**Dataset excerpts**
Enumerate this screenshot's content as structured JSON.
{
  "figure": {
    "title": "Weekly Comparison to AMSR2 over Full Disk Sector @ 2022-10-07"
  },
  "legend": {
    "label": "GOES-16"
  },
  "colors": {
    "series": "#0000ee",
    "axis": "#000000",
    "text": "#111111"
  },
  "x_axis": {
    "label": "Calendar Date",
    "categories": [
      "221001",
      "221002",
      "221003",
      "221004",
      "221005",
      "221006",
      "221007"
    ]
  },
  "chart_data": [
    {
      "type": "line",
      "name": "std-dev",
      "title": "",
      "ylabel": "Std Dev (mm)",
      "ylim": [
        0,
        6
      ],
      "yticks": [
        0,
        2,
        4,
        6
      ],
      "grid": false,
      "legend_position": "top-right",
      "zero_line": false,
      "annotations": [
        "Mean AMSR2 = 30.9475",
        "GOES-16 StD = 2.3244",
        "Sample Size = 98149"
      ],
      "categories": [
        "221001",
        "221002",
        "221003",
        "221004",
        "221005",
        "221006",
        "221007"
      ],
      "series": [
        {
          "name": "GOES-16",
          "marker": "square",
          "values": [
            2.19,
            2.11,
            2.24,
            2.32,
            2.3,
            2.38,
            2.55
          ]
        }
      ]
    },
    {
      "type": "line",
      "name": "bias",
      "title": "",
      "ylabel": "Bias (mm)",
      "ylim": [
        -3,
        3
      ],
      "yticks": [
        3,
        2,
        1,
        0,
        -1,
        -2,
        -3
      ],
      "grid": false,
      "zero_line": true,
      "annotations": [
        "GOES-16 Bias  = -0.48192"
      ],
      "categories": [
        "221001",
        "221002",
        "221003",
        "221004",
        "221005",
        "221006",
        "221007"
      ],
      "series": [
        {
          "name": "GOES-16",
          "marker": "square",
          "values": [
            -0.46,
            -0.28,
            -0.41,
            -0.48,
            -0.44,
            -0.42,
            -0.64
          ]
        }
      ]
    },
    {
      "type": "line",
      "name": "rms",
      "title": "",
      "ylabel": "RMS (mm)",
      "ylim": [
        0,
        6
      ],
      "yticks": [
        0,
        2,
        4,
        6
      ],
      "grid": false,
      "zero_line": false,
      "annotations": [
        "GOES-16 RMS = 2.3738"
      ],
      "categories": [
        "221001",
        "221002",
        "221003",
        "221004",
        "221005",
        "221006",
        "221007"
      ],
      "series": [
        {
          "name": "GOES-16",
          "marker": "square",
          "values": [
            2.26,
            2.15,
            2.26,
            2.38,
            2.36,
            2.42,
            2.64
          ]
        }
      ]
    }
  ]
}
--
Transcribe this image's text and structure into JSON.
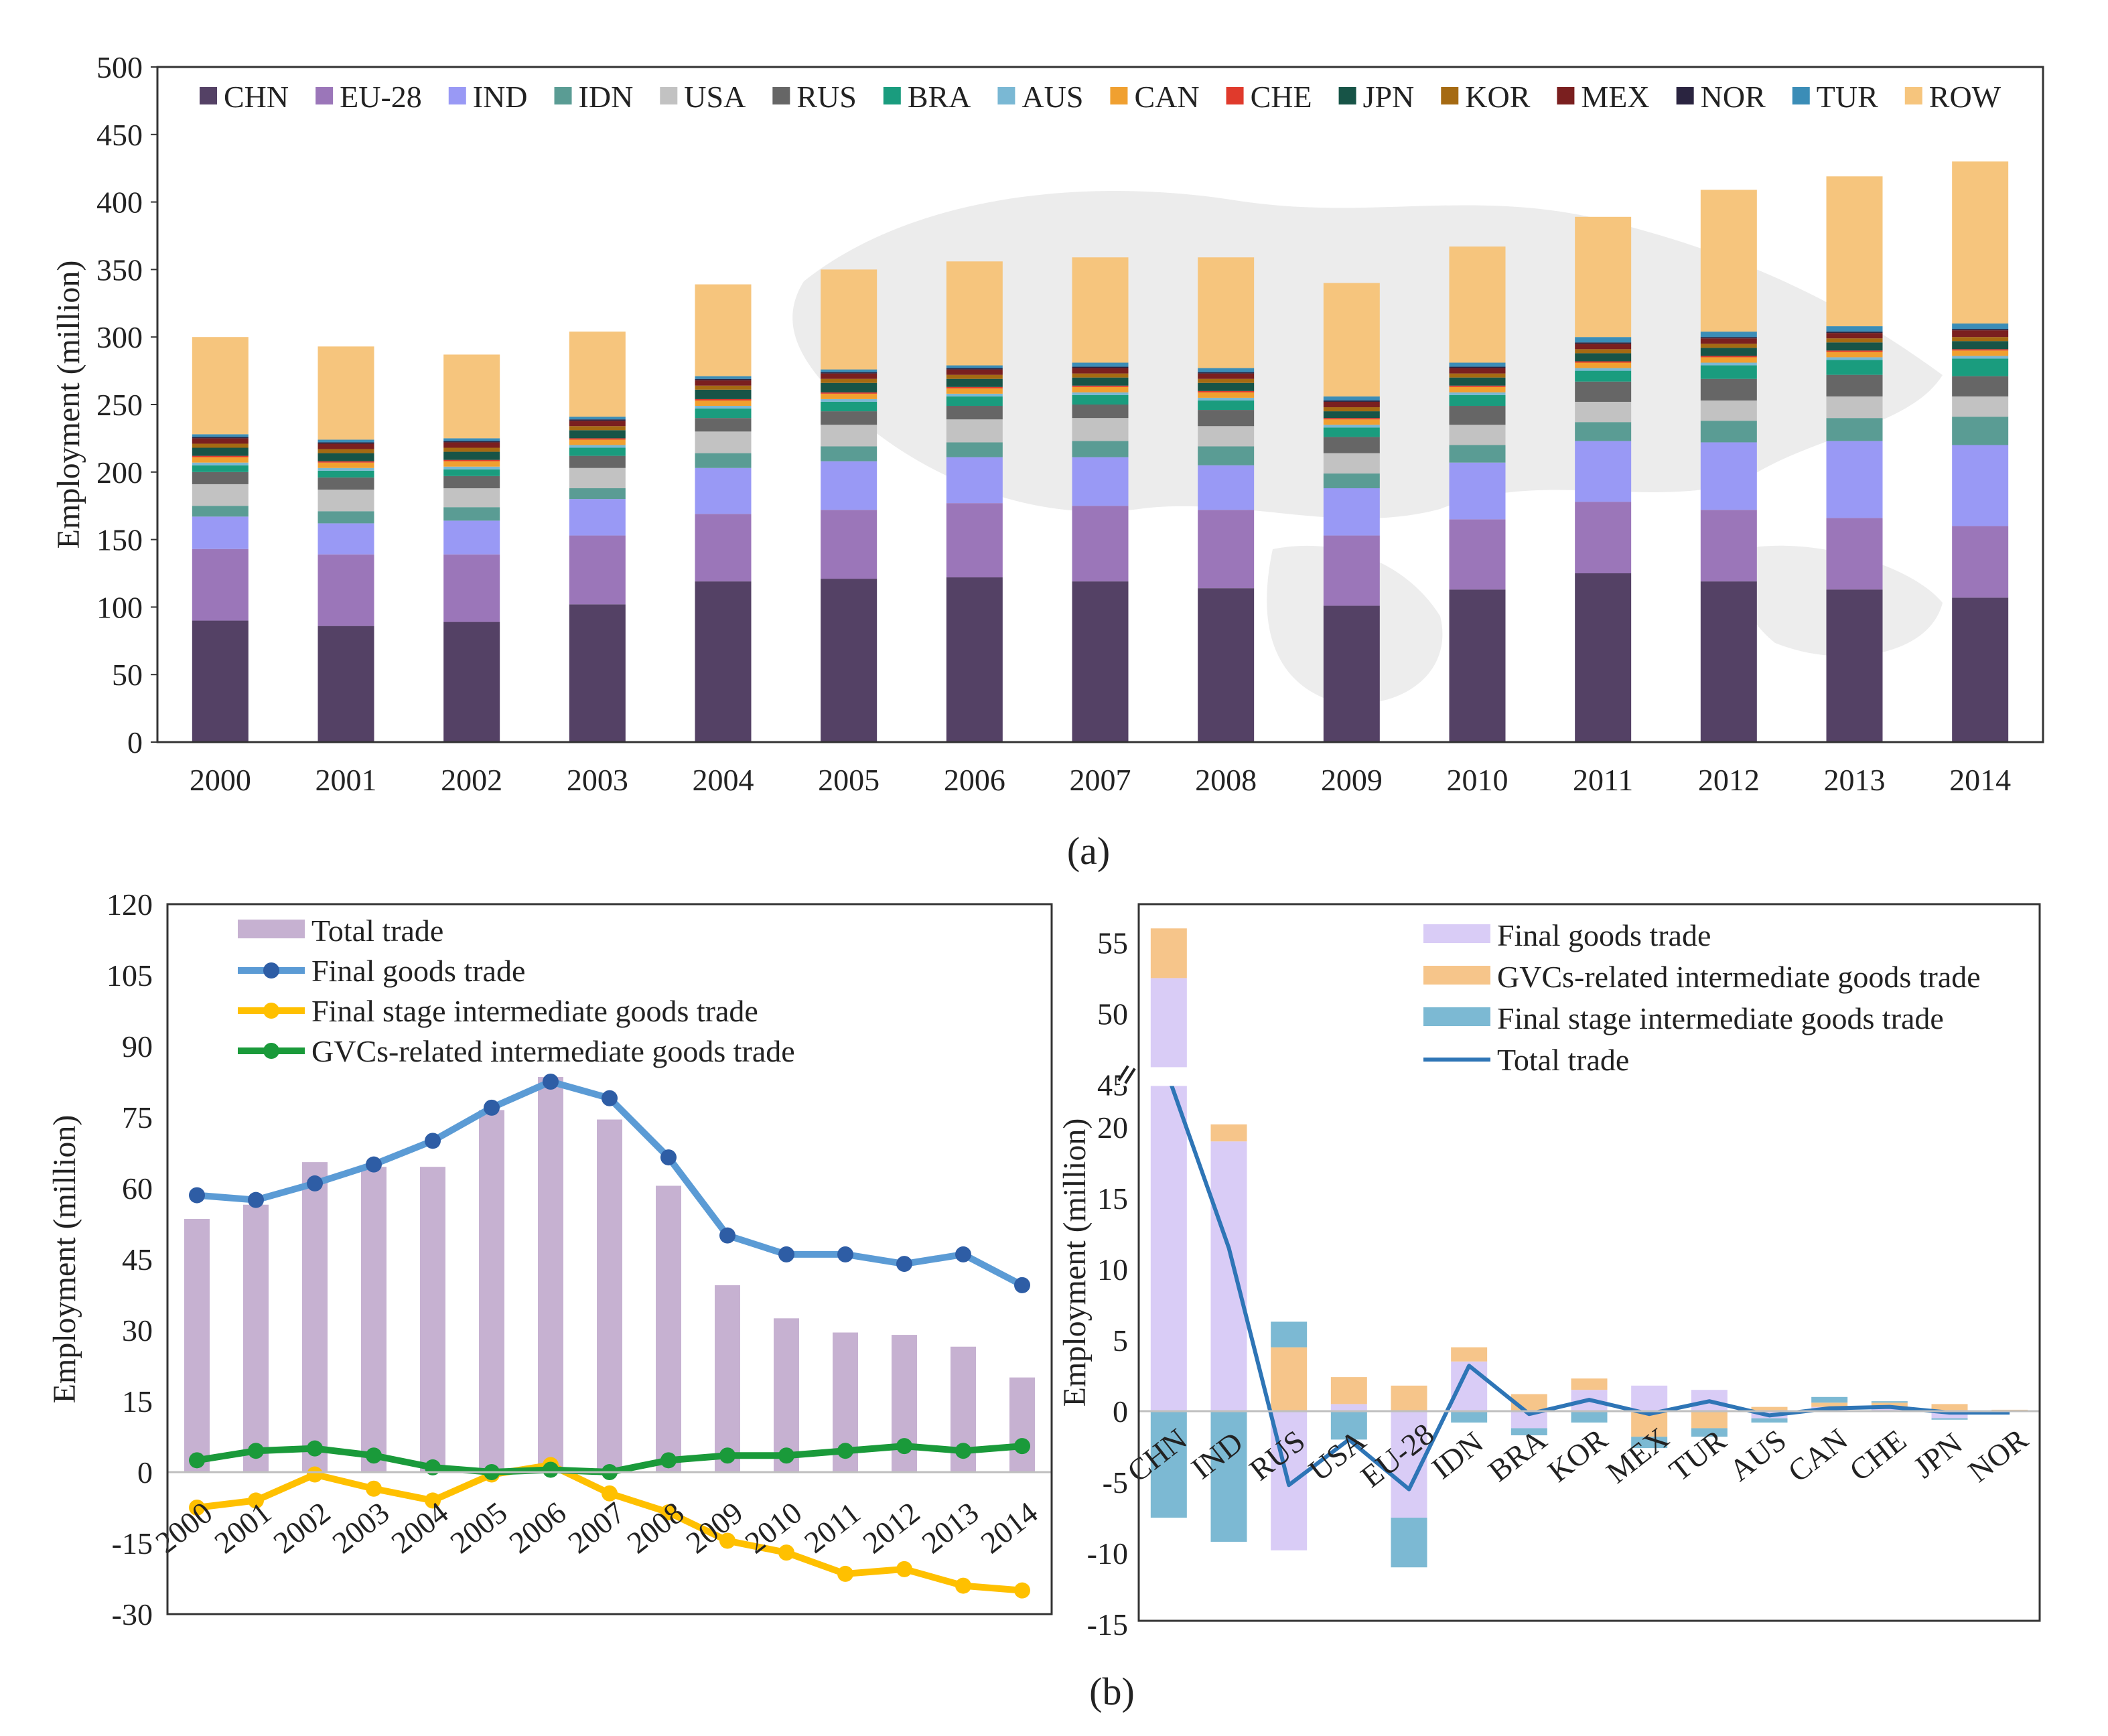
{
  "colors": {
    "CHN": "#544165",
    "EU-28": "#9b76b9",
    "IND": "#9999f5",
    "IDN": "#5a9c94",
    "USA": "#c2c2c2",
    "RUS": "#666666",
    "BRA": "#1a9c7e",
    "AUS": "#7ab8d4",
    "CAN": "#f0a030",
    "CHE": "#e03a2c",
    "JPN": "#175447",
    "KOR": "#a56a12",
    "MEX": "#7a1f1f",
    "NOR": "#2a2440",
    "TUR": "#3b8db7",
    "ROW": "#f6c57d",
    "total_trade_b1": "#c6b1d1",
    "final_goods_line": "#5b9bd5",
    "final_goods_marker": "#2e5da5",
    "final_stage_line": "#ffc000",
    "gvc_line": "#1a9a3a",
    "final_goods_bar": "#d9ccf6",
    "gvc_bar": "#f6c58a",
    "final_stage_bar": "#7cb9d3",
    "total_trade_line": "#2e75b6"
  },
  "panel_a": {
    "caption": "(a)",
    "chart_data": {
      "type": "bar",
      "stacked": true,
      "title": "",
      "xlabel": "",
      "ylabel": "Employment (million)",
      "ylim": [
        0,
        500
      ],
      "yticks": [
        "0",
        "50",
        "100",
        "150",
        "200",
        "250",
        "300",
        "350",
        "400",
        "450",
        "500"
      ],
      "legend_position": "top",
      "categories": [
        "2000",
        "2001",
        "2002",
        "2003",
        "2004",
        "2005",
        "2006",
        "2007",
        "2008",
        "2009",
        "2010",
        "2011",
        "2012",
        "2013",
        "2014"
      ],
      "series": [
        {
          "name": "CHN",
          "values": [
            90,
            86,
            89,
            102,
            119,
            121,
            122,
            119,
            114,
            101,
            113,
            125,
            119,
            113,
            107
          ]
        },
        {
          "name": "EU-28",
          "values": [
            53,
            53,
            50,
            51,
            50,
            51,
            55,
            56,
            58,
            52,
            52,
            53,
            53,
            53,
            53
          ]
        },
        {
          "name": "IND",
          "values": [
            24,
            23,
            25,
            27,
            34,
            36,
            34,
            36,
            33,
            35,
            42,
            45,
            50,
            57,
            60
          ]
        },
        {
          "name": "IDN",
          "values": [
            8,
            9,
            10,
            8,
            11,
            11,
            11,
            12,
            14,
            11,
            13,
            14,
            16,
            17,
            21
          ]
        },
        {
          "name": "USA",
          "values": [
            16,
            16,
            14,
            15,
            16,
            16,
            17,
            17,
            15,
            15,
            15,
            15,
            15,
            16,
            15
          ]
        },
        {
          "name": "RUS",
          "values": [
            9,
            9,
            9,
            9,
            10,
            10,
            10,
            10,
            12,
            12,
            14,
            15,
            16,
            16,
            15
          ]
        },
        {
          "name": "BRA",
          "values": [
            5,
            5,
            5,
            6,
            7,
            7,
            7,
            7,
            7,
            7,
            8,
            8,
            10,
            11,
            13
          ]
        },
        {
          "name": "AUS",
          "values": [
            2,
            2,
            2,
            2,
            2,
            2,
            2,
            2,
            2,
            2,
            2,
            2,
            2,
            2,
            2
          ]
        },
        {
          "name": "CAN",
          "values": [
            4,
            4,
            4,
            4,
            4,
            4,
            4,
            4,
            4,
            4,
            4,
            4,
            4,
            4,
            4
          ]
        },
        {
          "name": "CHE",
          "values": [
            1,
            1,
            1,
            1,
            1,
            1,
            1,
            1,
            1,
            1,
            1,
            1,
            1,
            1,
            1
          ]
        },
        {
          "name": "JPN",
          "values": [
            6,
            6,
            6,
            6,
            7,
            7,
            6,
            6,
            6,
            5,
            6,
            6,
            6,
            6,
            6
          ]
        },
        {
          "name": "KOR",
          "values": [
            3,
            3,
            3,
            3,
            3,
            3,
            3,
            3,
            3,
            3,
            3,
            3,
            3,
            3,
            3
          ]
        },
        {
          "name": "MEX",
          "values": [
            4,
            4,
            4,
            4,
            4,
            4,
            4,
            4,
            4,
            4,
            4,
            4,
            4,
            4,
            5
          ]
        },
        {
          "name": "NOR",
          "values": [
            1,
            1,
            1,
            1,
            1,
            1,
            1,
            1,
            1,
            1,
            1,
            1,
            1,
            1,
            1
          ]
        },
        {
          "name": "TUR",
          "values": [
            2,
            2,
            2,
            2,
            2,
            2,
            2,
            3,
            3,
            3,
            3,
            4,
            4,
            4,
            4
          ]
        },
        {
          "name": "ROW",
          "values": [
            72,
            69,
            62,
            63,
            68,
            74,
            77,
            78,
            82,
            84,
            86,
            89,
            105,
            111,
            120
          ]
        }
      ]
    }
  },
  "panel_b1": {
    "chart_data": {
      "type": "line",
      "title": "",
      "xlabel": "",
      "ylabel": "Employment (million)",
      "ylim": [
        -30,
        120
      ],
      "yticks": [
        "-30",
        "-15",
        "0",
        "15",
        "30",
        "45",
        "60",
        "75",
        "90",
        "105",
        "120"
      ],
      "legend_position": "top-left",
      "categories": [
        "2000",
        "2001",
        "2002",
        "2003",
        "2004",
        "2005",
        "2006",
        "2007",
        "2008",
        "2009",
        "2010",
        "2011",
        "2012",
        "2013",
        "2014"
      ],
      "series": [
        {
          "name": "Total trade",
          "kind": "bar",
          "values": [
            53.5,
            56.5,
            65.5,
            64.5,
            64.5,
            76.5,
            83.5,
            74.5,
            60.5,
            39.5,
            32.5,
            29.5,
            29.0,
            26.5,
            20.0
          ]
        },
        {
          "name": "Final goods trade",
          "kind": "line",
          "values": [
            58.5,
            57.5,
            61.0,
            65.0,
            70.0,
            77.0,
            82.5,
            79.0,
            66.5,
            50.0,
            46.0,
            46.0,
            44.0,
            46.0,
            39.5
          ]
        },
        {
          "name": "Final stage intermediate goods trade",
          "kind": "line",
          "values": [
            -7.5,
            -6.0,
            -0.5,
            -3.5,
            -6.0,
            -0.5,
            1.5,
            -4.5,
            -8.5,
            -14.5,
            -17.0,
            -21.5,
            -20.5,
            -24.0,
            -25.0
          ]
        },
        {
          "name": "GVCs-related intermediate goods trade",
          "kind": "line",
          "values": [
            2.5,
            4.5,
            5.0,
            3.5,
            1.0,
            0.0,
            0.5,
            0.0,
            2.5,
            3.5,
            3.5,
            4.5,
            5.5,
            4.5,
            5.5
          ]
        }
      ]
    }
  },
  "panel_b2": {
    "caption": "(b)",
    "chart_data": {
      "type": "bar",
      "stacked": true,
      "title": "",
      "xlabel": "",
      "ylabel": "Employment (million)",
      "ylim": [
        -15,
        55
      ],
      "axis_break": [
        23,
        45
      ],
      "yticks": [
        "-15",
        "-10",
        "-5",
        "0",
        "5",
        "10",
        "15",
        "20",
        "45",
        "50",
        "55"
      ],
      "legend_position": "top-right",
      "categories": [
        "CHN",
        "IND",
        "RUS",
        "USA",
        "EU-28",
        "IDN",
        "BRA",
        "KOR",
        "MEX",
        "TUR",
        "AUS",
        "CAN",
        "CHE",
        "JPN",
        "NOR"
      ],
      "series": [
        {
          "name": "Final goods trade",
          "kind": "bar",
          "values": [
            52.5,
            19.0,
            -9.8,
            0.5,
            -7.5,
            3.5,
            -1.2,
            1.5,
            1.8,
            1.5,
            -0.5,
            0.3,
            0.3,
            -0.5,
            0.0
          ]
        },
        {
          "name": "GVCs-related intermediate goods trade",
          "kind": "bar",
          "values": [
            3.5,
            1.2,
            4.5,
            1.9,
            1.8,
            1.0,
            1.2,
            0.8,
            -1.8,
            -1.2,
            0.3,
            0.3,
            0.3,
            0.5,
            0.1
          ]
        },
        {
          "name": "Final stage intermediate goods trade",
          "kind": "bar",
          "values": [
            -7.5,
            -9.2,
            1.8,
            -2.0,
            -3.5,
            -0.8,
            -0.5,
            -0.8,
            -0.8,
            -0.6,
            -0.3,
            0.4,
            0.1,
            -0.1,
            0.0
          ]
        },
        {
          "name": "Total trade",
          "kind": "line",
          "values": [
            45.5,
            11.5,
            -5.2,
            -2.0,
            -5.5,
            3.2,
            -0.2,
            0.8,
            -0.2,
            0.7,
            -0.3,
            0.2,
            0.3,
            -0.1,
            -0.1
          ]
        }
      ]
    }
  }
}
--
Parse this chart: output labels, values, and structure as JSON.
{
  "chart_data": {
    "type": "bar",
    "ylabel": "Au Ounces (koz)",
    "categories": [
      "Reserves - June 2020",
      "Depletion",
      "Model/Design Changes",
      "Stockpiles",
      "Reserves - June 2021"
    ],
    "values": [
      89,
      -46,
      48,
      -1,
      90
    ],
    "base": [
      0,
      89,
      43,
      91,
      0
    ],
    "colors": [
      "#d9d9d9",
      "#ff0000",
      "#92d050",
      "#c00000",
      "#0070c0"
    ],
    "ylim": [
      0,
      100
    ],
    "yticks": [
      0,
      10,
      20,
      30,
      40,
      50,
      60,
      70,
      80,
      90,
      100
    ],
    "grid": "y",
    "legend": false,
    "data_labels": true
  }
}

**Aim of the exercise**
Extract every line containing the string "JSON" from the data above.

**Task answer**
Enumerate this screenshot's content as structured JSON.
Transcribe this image's text and structure into JSON.
Parse this chart: output labels, values, and structure as JSON.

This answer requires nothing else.